### TO DO
Reproduce word for word the section of the Stray article below that opens with the words containing "Wouldn’t we all" and closes with "this story-based adventure.".

### PROVIDED PASSAGE
Stray Isn’t a Cat Story
Understand the difference between a game’s hook and its heart to make experiences that stick.
Wouldn’t we all love to make games that become an instant classic as soon as they’re announced?
The development of Stray began in 2015, and it was amassing fans on its social media gradually (while it was known as the “HK Project”) until it suddenly became a mainstream hit after its announcement trailer popped in the (not-)E3 2020 Playstation conference. Players were immediately sold on the idea of embodying a cat; most of the comments below the trailer can testify.
The cat was also the tree masking a forest: the mysterious post-apocalyptic urban setting was less frequently mentioned but equally appealing. It turned out to be the true main character of this story-based adventure.
Stray is a textbook example of a multi-layered creation. Therefore, it makes an ideal case study to observe the distinction between the hook and the heart and why making this difference is essential, both for marketing & development.
So, You Want to Make a Cat Game?
Cats’ popularity never declined on the internet, so you may tell yourself “a game where you play as a cat could both stand out from the human-protagonist norm and yet appeal to players”.

### Layout dataset entries
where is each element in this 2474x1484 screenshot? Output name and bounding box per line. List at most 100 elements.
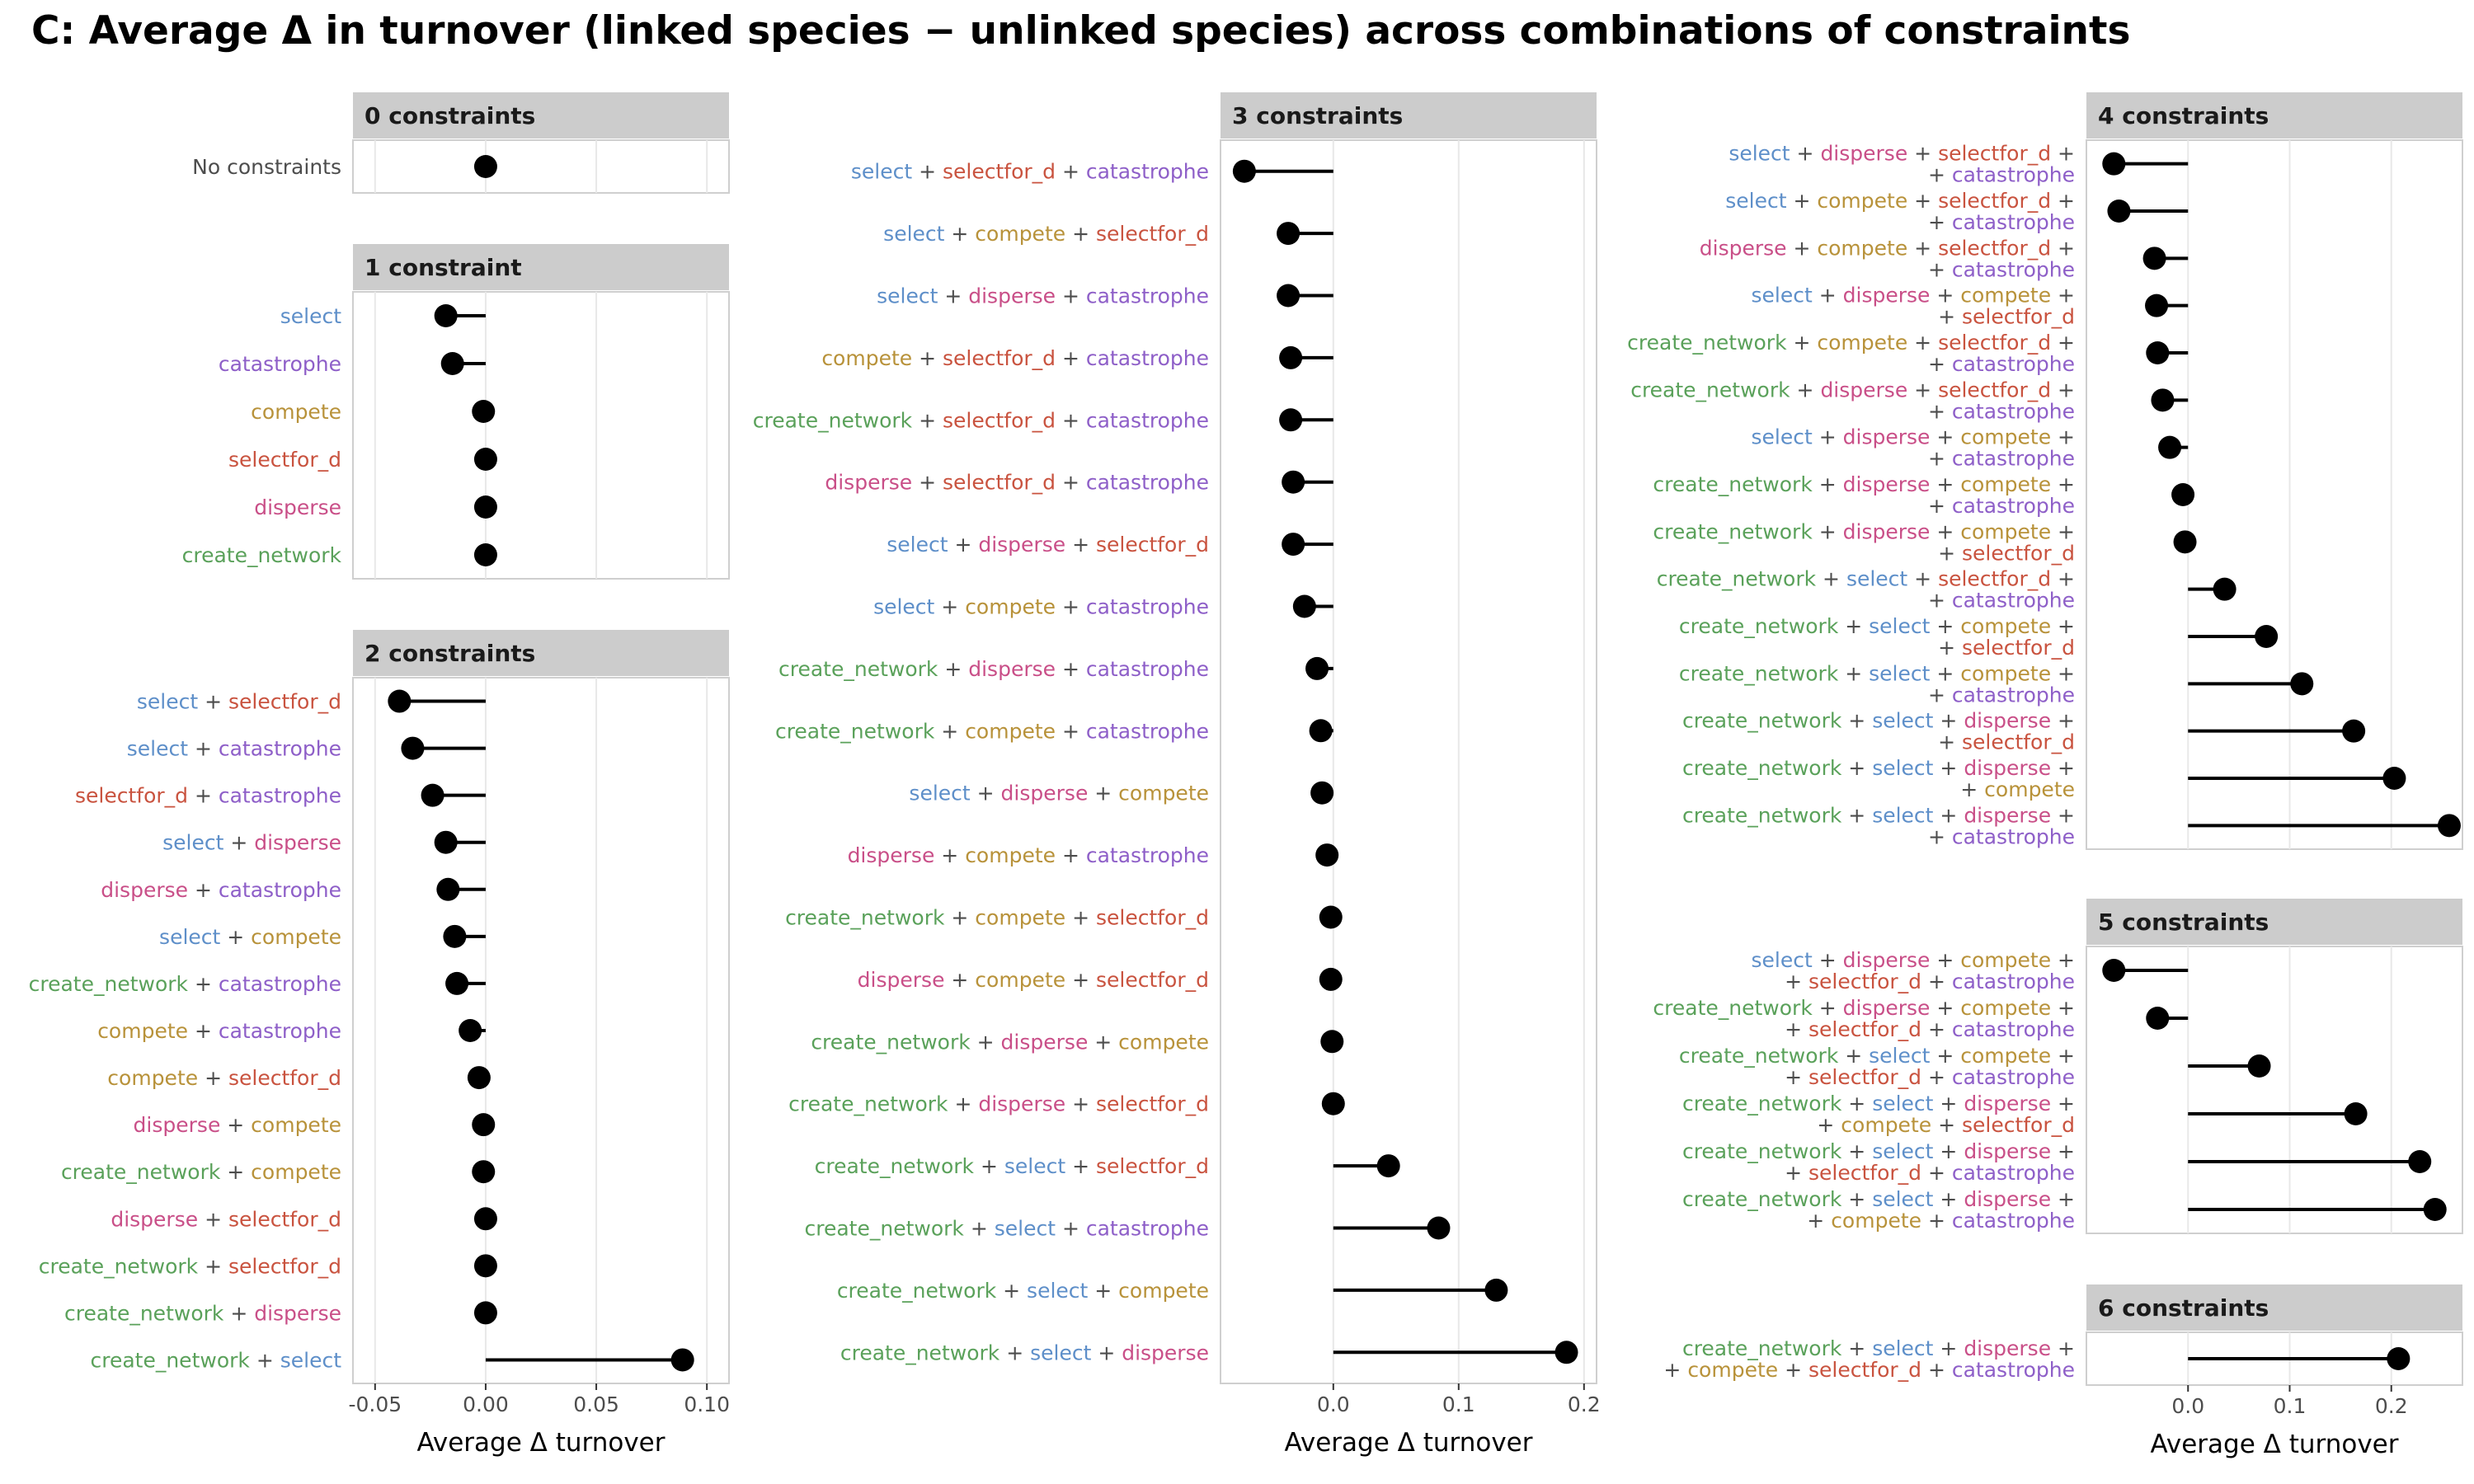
term-disperse: disperse: [1964, 756, 2051, 780]
category-label: selectfor_d + catastrophe: [75, 784, 341, 808]
term-disperse: disperse: [1001, 782, 1089, 805]
lollipop-point: [2171, 483, 2195, 506]
plus-sign: +: [1841, 1336, 1872, 1360]
plus-sign: +: [1785, 970, 1808, 993]
lollipop-point: [473, 543, 497, 566]
category-label: + catastrophe: [1928, 683, 2075, 707]
plus-sign: +: [1787, 189, 1818, 213]
term-compete: compete: [251, 925, 341, 949]
lollipop-point: [2342, 719, 2366, 743]
category-label: catastrophe: [219, 352, 341, 376]
category-label: create_network + disperse + catastrophe: [778, 657, 1209, 681]
facet-strip: [353, 630, 729, 676]
category-label: create_network + select + catastrophe: [805, 1217, 1210, 1241]
plus-sign: +: [1056, 1217, 1086, 1241]
category-label: create_network + compete + catastrophe: [775, 719, 1209, 743]
plus-sign: +: [1785, 1161, 1808, 1185]
plus-sign: +: [198, 1066, 228, 1090]
category-label: disperse + selectfor_d: [111, 1207, 341, 1231]
lollipop-point: [467, 1066, 491, 1090]
panel-background: [352, 139, 730, 194]
plus-sign: +: [1921, 1209, 1952, 1233]
term-select: select: [1752, 425, 1813, 449]
lollipop-point: [1319, 967, 1343, 991]
facet-title: 6 constraints: [2098, 1294, 2269, 1322]
plus-sign: +: [1933, 1336, 1964, 1360]
category-label: No constraints: [192, 155, 341, 179]
plus-sign: +: [1933, 803, 1964, 827]
category-label: disperse + compete + selectfor_d +: [1700, 236, 2075, 260]
plus-sign: +: [1088, 1030, 1118, 1054]
term-selectfor-d: selectfor_d: [228, 1254, 341, 1278]
plus-sign: +: [2051, 519, 2075, 543]
plus-sign: +: [2051, 425, 2075, 449]
term-disperse: disperse: [1964, 709, 2051, 733]
lollipop-point: [2145, 294, 2169, 317]
lollipop-point: [473, 1301, 497, 1325]
category-label: create_network + compete + selectfor_d +: [1627, 331, 2075, 355]
panel-background: [2086, 946, 2463, 1234]
plus-sign: +: [2051, 1044, 2075, 1068]
plus-sign: +: [1088, 782, 1118, 805]
term-select: select: [1872, 803, 1933, 827]
term-selectfor-d: selectfor_d: [1938, 189, 2051, 213]
plus-sign: +: [188, 1019, 219, 1043]
plus-sign: +: [1790, 142, 1821, 166]
lollipop-point: [401, 736, 425, 760]
plus-sign: +: [944, 968, 975, 992]
plus-sign: +: [2051, 567, 2075, 591]
category-label: select: [280, 304, 341, 328]
lollipop-point: [473, 448, 497, 471]
term-select: select: [280, 304, 341, 328]
category-label: create_network + select + compete +: [1679, 1044, 2075, 1068]
plus-sign: +: [1056, 284, 1086, 308]
category-label: disperse + catastrophe: [101, 878, 341, 902]
term-catastrophe: catastrophe: [1952, 1065, 2075, 1089]
plus-sign: +: [912, 346, 943, 370]
term-select: select: [162, 831, 223, 855]
term-compete: compete: [1960, 519, 2051, 543]
category-label: create_network + disperse + compete +: [1653, 472, 2075, 496]
term-create-network: create_network: [840, 1341, 1000, 1364]
plus-sign: +: [971, 782, 1001, 805]
term-select: select: [1872, 1336, 1933, 1360]
category-label: select + disperse: [162, 831, 341, 855]
category-label: + selectfor_d + catastrophe: [1785, 1161, 2075, 1185]
plus-sign: +: [1056, 719, 1086, 743]
panel-background: [2086, 139, 2463, 850]
category-label: create_network + compete: [61, 1160, 341, 1184]
term-create-network: create_network: [1627, 331, 1787, 355]
term-selectfor-d: selectfor_d: [228, 1207, 341, 1231]
category-label: create_network + select + disperse +: [1682, 1336, 2075, 1360]
term-create-network: create_network: [815, 1154, 975, 1178]
lollipop-point: [1484, 1278, 1508, 1302]
figure-title: C: Average Δ in turnover (linked species…: [31, 8, 2131, 54]
category-label: create_network + select + compete +: [1679, 661, 2075, 685]
term-catastrophe: catastrophe: [1952, 1358, 2075, 1382]
term-disperse: disperse: [1843, 519, 1931, 543]
plus-sign: +: [188, 737, 219, 761]
plus-sign: +: [1056, 657, 1086, 681]
plus-sign: +: [912, 408, 943, 432]
term-select: select: [1869, 614, 1930, 638]
lollipop-point: [1279, 408, 1303, 432]
plus-sign: +: [2051, 614, 2075, 638]
term-disperse: disperse: [1820, 378, 1907, 402]
term-disperse: disperse: [101, 878, 188, 902]
term-select: select: [1872, 1139, 1933, 1163]
term-select: select: [1872, 1092, 1933, 1115]
plus-sign: +: [1921, 970, 1952, 993]
term-selectfor-d: selectfor_d: [1938, 236, 2051, 260]
plus-sign: +: [1813, 519, 1843, 543]
term-catastrophe: catastrophe: [1086, 595, 1209, 619]
term-create-network: create_network: [1653, 472, 1813, 496]
term-selectfor-d: selectfor_d: [1938, 567, 2051, 591]
plus-sign: +: [1841, 709, 1872, 733]
term-create-network: create_network: [1657, 567, 1817, 591]
category-label: + catastrophe: [1928, 447, 2075, 471]
plus-sign: +: [1065, 968, 1096, 992]
plus-sign: +: [1907, 142, 1938, 166]
term-compete: compete: [975, 968, 1065, 992]
term-catastrophe: catastrophe: [219, 1019, 341, 1043]
term-catastrophe: catastrophe: [1952, 494, 2075, 518]
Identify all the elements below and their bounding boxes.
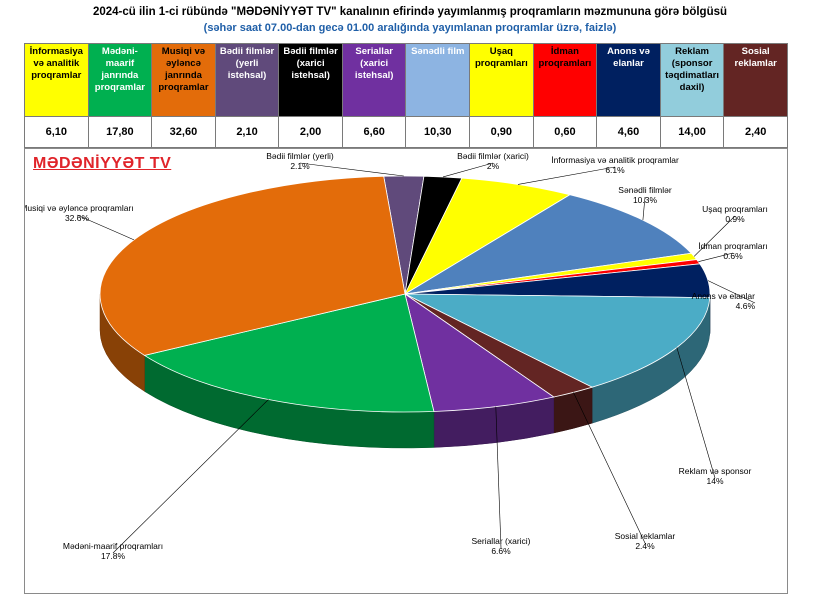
- pie-leader-line: [707, 280, 756, 304]
- category-value-cell: 4,60: [596, 116, 661, 148]
- category-header-cell: Bədii filmlər (yerli istehsal): [214, 43, 280, 117]
- page-subtitle: (səhər saat 07.00-dan gecə 01.00 aralığı…: [203, 22, 617, 34]
- category-header-cell: Bədii filmlər (xarici istehsal): [278, 43, 343, 117]
- slice-name-label: Mədəni-maarif proqramları: [63, 541, 163, 551]
- pie-slice: [404, 293, 555, 412]
- pie-slice: [404, 194, 693, 295]
- pie-leader-line: [442, 162, 494, 178]
- category-value-cell: 14,00: [659, 116, 725, 148]
- category-value-cell: 2,10: [214, 116, 280, 148]
- pie-slice: [404, 293, 711, 388]
- pie-leader-line: [76, 214, 135, 241]
- category-header-cell: Seriallar (xarici istehsal): [341, 43, 407, 117]
- slice-value-label: 0.9%: [725, 214, 745, 224]
- slice-name-label: İnformasiya və analitik proqramlar: [551, 155, 679, 165]
- category-header-row: İnformasiya və analitik proqramlar Mədəni…: [24, 43, 788, 117]
- page-title: 2024-cü ilin 1-ci rübündə "MƏDƏNİYYƏT TV…: [92, 6, 728, 18]
- pie-leader-line: [698, 252, 734, 263]
- pie-slice: [99, 175, 406, 356]
- slice-value-label: 32.6%: [65, 213, 90, 223]
- category-header-cell: Anons və elanlar: [596, 43, 661, 117]
- category-header-cell: Musiqi və əyləncə janrında proqramlar: [151, 43, 216, 117]
- category-header-cell: İdman proqramları: [532, 43, 598, 117]
- category-value-cell: 6,60: [341, 116, 407, 148]
- pie-leader-line: [517, 166, 616, 185]
- category-header-cell: Sənədli film: [405, 43, 471, 117]
- category-header-cell: Uşaq proqramları: [469, 43, 534, 117]
- pie-chart: MƏDƏNİYYƏT TV Bədii filmlər (yerli) 2.1% B…: [24, 148, 788, 594]
- slice-value-label: 14%: [706, 476, 723, 486]
- category-header-cell: İnformasiya və analitik proqramlar: [24, 43, 89, 117]
- category-value-cell: 2,00: [278, 116, 343, 148]
- pie-leader-line: [642, 196, 646, 221]
- pie-svg: Bədii filmlər (yerli)2.1% Bədii filmlər (…: [25, 151, 768, 561]
- slice-name-label: Bədii filmlər (yerli): [266, 151, 334, 161]
- slice-value-label: 6.6%: [491, 546, 511, 556]
- slice-name-label: Sənədli filmlər: [618, 185, 672, 195]
- category-header-cell: Reklam (sponsor təqdimatları daxil): [659, 43, 725, 117]
- slice-value-label: 2.1%: [290, 161, 310, 171]
- pie-leader-line: [299, 162, 404, 177]
- chart-title: MƏDƏNİYYƏT TV: [33, 155, 172, 172]
- slice-name-label: Bədii filmlər (xarici): [457, 151, 529, 161]
- slice-name-label: Sosial reklamlar: [615, 531, 676, 541]
- pie-slice: [404, 177, 571, 296]
- slice-value-label: 0.6%: [723, 251, 743, 261]
- slice-value-label: 2.4%: [635, 541, 655, 551]
- slice-name-label: Seriallar (xarici): [471, 536, 530, 546]
- pie-leader-line: [112, 399, 269, 554]
- category-value-row: 6,10 17,80 32,60 2,10 2,00 6,60 10,30 0,90 0,60 4…: [24, 116, 788, 148]
- pie-leader-line: [495, 406, 502, 549]
- category-value-cell: 17,80: [87, 116, 153, 148]
- category-value-cell: 32,60: [151, 116, 216, 148]
- slice-value-label: 2%: [487, 161, 500, 171]
- slice-name-label: Reklam və sponsor: [679, 466, 752, 476]
- category-value-cell: 2,40: [723, 116, 788, 148]
- slice-value-label: 6.1%: [605, 165, 625, 175]
- category-value-cell: 6,10: [24, 116, 89, 148]
- category-header-cell: Sosial reklamlar: [723, 43, 788, 117]
- slice-name-label: İdman proqramları: [698, 241, 767, 251]
- category-table: İnformasiya və analitik proqramlar Mədəni…: [24, 43, 788, 148]
- slice-name-label: Anons və elanlar: [692, 291, 755, 301]
- category-value-cell: 0,60: [532, 116, 598, 148]
- pie-leader-line: [676, 347, 716, 479]
- slice-name-label: Uşaq proqramları: [702, 204, 768, 214]
- category-value-cell: 0,90: [469, 116, 534, 148]
- category-value-cell: 10,30: [405, 116, 471, 148]
- slice-value-label: 10.3%: [633, 195, 658, 205]
- slice-value-label: 4.6%: [736, 301, 756, 311]
- pie-leader-line: [573, 392, 646, 544]
- slice-value-label: 17.8%: [101, 551, 126, 561]
- slice-name-label: Musiqi və əyləncə proqramları: [25, 203, 134, 213]
- category-header-cell: Mədəni-maarif janrında proqramlar: [87, 43, 153, 117]
- pie-leader-line: [693, 215, 736, 257]
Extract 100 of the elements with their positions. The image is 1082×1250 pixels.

### EXPECTED ANSWER
Wouldn’t we all love to make games that become an instant classic as soon as they’re announced?
The development of Stray began in 2015, and it was amassing fans on its social media gradually (while it was known as the “HK Project”) until it suddenly became a mainstream hit after its announcement trailer popped in the (not-)E3 2020 Playstation conference. Players were immediately sold on the idea of embodying a cat; most of the comments below the trailer can testify.
The cat was also the tree masking a forest: the mysterious post-apocalyptic urban setting was less frequently mentioned but equally appealing. It turned out to be the true main character of this story-based adventure.